● RECORDS FOR THE TASK
== Segment start ==

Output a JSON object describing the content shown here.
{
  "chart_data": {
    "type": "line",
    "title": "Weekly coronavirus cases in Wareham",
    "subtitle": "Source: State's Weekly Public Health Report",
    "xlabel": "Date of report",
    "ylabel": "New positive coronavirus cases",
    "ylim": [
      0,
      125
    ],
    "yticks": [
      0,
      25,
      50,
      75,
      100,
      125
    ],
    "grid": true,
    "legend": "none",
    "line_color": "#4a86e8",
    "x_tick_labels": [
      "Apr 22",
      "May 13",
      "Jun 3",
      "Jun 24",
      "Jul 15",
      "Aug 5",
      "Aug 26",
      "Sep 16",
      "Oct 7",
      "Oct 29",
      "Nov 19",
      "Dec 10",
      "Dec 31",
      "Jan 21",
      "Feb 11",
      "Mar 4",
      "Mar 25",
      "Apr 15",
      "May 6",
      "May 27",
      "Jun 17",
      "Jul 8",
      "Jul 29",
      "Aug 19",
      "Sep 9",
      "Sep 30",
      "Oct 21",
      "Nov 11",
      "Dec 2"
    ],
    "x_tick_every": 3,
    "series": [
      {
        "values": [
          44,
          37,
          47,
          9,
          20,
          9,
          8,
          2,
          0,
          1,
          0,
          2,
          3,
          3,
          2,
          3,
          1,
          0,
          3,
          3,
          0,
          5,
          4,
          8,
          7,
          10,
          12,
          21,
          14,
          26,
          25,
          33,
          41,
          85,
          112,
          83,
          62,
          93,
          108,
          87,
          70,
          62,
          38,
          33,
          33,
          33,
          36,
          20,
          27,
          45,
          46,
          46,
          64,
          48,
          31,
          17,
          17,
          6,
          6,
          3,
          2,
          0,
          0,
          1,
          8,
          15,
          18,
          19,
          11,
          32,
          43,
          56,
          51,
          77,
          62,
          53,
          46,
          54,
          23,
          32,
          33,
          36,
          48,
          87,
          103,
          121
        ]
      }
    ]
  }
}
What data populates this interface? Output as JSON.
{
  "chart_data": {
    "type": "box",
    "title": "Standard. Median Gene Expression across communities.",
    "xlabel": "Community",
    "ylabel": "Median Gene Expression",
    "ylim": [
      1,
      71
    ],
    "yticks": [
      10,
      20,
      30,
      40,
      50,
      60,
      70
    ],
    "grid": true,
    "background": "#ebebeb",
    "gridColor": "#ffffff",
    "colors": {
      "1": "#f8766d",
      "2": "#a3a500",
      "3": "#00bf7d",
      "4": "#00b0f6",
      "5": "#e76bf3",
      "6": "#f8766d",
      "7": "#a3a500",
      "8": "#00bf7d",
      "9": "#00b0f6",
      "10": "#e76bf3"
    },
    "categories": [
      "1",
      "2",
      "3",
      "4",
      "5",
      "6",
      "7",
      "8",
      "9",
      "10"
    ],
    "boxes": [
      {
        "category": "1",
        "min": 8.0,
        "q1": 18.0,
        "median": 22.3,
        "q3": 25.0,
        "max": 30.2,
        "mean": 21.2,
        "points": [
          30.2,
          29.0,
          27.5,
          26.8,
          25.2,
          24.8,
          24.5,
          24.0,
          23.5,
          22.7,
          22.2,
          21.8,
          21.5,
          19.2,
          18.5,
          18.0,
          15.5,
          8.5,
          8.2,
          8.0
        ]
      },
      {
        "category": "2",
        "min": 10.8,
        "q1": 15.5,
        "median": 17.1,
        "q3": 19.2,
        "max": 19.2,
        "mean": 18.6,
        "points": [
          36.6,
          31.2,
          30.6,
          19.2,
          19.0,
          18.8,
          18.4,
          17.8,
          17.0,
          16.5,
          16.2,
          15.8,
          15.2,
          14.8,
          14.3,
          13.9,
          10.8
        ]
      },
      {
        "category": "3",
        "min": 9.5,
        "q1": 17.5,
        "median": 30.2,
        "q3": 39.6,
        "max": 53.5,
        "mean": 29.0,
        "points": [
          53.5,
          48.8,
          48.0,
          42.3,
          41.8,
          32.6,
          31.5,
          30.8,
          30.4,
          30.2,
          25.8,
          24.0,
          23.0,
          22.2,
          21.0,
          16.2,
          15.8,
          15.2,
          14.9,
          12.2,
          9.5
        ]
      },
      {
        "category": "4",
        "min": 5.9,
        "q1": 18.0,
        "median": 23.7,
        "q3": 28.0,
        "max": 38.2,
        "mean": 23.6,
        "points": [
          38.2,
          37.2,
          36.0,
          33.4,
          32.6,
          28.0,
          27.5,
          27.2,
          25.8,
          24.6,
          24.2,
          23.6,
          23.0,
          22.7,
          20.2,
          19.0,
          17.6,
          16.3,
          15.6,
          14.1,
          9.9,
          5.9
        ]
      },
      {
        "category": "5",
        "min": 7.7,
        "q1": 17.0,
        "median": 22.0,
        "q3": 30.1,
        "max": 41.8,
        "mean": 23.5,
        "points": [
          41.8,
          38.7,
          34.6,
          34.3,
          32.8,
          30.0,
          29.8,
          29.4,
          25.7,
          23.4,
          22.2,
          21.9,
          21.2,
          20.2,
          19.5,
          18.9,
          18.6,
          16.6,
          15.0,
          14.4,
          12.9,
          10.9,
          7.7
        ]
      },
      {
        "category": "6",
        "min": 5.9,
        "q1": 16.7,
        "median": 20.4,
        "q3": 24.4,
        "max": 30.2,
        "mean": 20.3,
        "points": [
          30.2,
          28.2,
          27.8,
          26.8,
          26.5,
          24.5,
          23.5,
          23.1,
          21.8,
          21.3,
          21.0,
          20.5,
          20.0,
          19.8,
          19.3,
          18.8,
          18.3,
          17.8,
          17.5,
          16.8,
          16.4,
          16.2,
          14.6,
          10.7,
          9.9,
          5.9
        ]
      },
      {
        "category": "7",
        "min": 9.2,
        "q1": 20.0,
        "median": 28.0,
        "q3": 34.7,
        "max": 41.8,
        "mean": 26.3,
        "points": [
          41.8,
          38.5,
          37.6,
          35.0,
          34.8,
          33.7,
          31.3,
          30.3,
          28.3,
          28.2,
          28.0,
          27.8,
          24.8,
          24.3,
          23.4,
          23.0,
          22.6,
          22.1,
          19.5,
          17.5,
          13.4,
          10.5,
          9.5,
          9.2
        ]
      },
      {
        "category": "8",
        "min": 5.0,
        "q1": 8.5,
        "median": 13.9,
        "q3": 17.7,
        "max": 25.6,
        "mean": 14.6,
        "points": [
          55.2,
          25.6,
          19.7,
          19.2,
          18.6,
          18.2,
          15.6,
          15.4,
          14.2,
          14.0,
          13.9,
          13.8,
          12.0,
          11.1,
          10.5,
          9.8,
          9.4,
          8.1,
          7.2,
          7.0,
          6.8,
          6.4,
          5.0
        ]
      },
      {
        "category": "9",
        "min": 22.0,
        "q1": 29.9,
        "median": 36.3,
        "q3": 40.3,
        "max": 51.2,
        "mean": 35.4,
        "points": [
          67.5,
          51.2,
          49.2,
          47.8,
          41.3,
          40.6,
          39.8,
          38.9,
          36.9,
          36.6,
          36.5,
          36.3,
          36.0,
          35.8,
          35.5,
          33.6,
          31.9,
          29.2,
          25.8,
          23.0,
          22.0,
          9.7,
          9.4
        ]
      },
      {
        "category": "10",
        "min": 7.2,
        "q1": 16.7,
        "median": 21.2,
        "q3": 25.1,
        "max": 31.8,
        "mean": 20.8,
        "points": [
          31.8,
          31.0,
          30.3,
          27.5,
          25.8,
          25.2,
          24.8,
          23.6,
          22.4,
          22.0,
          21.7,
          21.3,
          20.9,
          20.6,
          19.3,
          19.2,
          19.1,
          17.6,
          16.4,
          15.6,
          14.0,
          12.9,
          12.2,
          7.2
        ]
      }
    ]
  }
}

== Segment end ==

● TASK GOAL
Copy out the records once more, with nothing altered.

● SOLUTION BELOW
Output a JSON object describing the content shown here.
{
  "chart_data": {
    "type": "line",
    "title": "Weekly coronavirus cases in Wareham",
    "subtitle": "Source: State's Weekly Public Health Report",
    "xlabel": "Date of report",
    "ylabel": "New positive coronavirus cases",
    "ylim": [
      0,
      125
    ],
    "yticks": [
      0,
      25,
      50,
      75,
      100,
      125
    ],
    "grid": true,
    "legend": "none",
    "line_color": "#4a86e8",
    "x_tick_labels": [
      "Apr 22",
      "May 13",
      "Jun 3",
      "Jun 24",
      "Jul 15",
      "Aug 5",
      "Aug 26",
      "Sep 16",
      "Oct 7",
      "Oct 29",
      "Nov 19",
      "Dec 10",
      "Dec 31",
      "Jan 21",
      "Feb 11",
      "Mar 4",
      "Mar 25",
      "Apr 15",
      "May 6",
      "May 27",
      "Jun 17",
      "Jul 8",
      "Jul 29",
      "Aug 19",
      "Sep 9",
      "Sep 30",
      "Oct 21",
      "Nov 11",
      "Dec 2"
    ],
    "x_tick_every": 3,
    "series": [
      {
        "values": [
          44,
          37,
          47,
          9,
          20,
          9,
          8,
          2,
          0,
          1,
          0,
          2,
          3,
          3,
          2,
          3,
          1,
          0,
          3,
          3,
          0,
          5,
          4,
          8,
          7,
          10,
          12,
          21,
          14,
          26,
          25,
          33,
          41,
          85,
          112,
          83,
          62,
          93,
          108,
          87,
          70,
          62,
          38,
          33,
          33,
          33,
          36,
          20,
          27,
          45,
          46,
          46,
          64,
          48,
          31,
          17,
          17,
          6,
          6,
          3,
          2,
          0,
          0,
          1,
          8,
          15,
          18,
          19,
          11,
          32,
          43,
          56,
          51,
          77,
          62,
          53,
          46,
          54,
          23,
          32,
          33,
          36,
          48,
          87,
          103,
          121
        ]
      }
    ]
  }
}
What data populates this interface? Output as JSON.
{
  "chart_data": {
    "type": "box",
    "title": "Standard. Median Gene Expression across communities.",
    "xlabel": "Community",
    "ylabel": "Median Gene Expression",
    "ylim": [
      1,
      71
    ],
    "yticks": [
      10,
      20,
      30,
      40,
      50,
      60,
      70
    ],
    "grid": true,
    "background": "#ebebeb",
    "gridColor": "#ffffff",
    "colors": {
      "1": "#f8766d",
      "2": "#a3a500",
      "3": "#00bf7d",
      "4": "#00b0f6",
      "5": "#e76bf3",
      "6": "#f8766d",
      "7": "#a3a500",
      "8": "#00bf7d",
      "9": "#00b0f6",
      "10": "#e76bf3"
    },
    "categories": [
      "1",
      "2",
      "3",
      "4",
      "5",
      "6",
      "7",
      "8",
      "9",
      "10"
    ],
    "boxes": [
      {
        "category": "1",
        "min": 8.0,
        "q1": 18.0,
        "median": 22.3,
        "q3": 25.0,
        "max": 30.2,
        "mean": 21.2,
        "points": [
          30.2,
          29.0,
          27.5,
          26.8,
          25.2,
          24.8,
          24.5,
          24.0,
          23.5,
          22.7,
          22.2,
          21.8,
          21.5,
          19.2,
          18.5,
          18.0,
          15.5,
          8.5,
          8.2,
          8.0
        ]
      },
      {
        "category": "2",
        "min": 10.8,
        "q1": 15.5,
        "median": 17.1,
        "q3": 19.2,
        "max": 19.2,
        "mean": 18.6,
        "points": [
          36.6,
          31.2,
          30.6,
          19.2,
          19.0,
          18.8,
          18.4,
          17.8,
          17.0,
          16.5,
          16.2,
          15.8,
          15.2,
          14.8,
          14.3,
          13.9,
          10.8
        ]
      },
      {
        "category": "3",
        "min": 9.5,
        "q1": 17.5,
        "median": 30.2,
        "q3": 39.6,
        "max": 53.5,
        "mean": 29.0,
        "points": [
          53.5,
          48.8,
          48.0,
          42.3,
          41.8,
          32.6,
          31.5,
          30.8,
          30.4,
          30.2,
          25.8,
          24.0,
          23.0,
          22.2,
          21.0,
          16.2,
          15.8,
          15.2,
          14.9,
          12.2,
          9.5
        ]
      },
      {
        "category": "4",
        "min": 5.9,
        "q1": 18.0,
        "median": 23.7,
        "q3": 28.0,
        "max": 38.2,
        "mean": 23.6,
        "points": [
          38.2,
          37.2,
          36.0,
          33.4,
          32.6,
          28.0,
          27.5,
          27.2,
          25.8,
          24.6,
          24.2,
          23.6,
          23.0,
          22.7,
          20.2,
          19.0,
          17.6,
          16.3,
          15.6,
          14.1,
          9.9,
          5.9
        ]
      },
      {
        "category": "5",
        "min": 7.7,
        "q1": 17.0,
        "median": 22.0,
        "q3": 30.1,
        "max": 41.8,
        "mean": 23.5,
        "points": [
          41.8,
          38.7,
          34.6,
          34.3,
          32.8,
          30.0,
          29.8,
          29.4,
          25.7,
          23.4,
          22.2,
          21.9,
          21.2,
          20.2,
          19.5,
          18.9,
          18.6,
          16.6,
          15.0,
          14.4,
          12.9,
          10.9,
          7.7
        ]
      },
      {
        "category": "6",
        "min": 5.9,
        "q1": 16.7,
        "median": 20.4,
        "q3": 24.4,
        "max": 30.2,
        "mean": 20.3,
        "points": [
          30.2,
          28.2,
          27.8,
          26.8,
          26.5,
          24.5,
          23.5,
          23.1,
          21.8,
          21.3,
          21.0,
          20.5,
          20.0,
          19.8,
          19.3,
          18.8,
          18.3,
          17.8,
          17.5,
          16.8,
          16.4,
          16.2,
          14.6,
          10.7,
          9.9,
          5.9
        ]
      },
      {
        "category": "7",
        "min": 9.2,
        "q1": 20.0,
        "median": 28.0,
        "q3": 34.7,
        "max": 41.8,
        "mean": 26.3,
        "points": [
          41.8,
          38.5,
          37.6,
          35.0,
          34.8,
          33.7,
          31.3,
          30.3,
          28.3,
          28.2,
          28.0,
          27.8,
          24.8,
          24.3,
          23.4,
          23.0,
          22.6,
          22.1,
          19.5,
          17.5,
          13.4,
          10.5,
          9.5,
          9.2
        ]
      },
      {
        "category": "8",
        "min": 5.0,
        "q1": 8.5,
        "median": 13.9,
        "q3": 17.7,
        "max": 25.6,
        "mean": 14.6,
        "points": [
          55.2,
          25.6,
          19.7,
          19.2,
          18.6,
          18.2,
          15.6,
          15.4,
          14.2,
          14.0,
          13.9,
          13.8,
          12.0,
          11.1,
          10.5,
          9.8,
          9.4,
          8.1,
          7.2,
          7.0,
          6.8,
          6.4,
          5.0
        ]
      },
      {
        "category": "9",
        "min": 22.0,
        "q1": 29.9,
        "median": 36.3,
        "q3": 40.3,
        "max": 51.2,
        "mean": 35.4,
        "points": [
          67.5,
          51.2,
          49.2,
          47.8,
          41.3,
          40.6,
          39.8,
          38.9,
          36.9,
          36.6,
          36.5,
          36.3,
          36.0,
          35.8,
          35.5,
          33.6,
          31.9,
          29.2,
          25.8,
          23.0,
          22.0,
          9.7,
          9.4
        ]
      },
      {
        "category": "10",
        "min": 7.2,
        "q1": 16.7,
        "median": 21.2,
        "q3": 25.1,
        "max": 31.8,
        "mean": 20.8,
        "points": [
          31.8,
          31.0,
          30.3,
          27.5,
          25.8,
          25.2,
          24.8,
          23.6,
          22.4,
          22.0,
          21.7,
          21.3,
          20.9,
          20.6,
          19.3,
          19.2,
          19.1,
          17.6,
          16.4,
          15.6,
          14.0,
          12.9,
          12.2,
          7.2
        ]
      }
    ]
  }
}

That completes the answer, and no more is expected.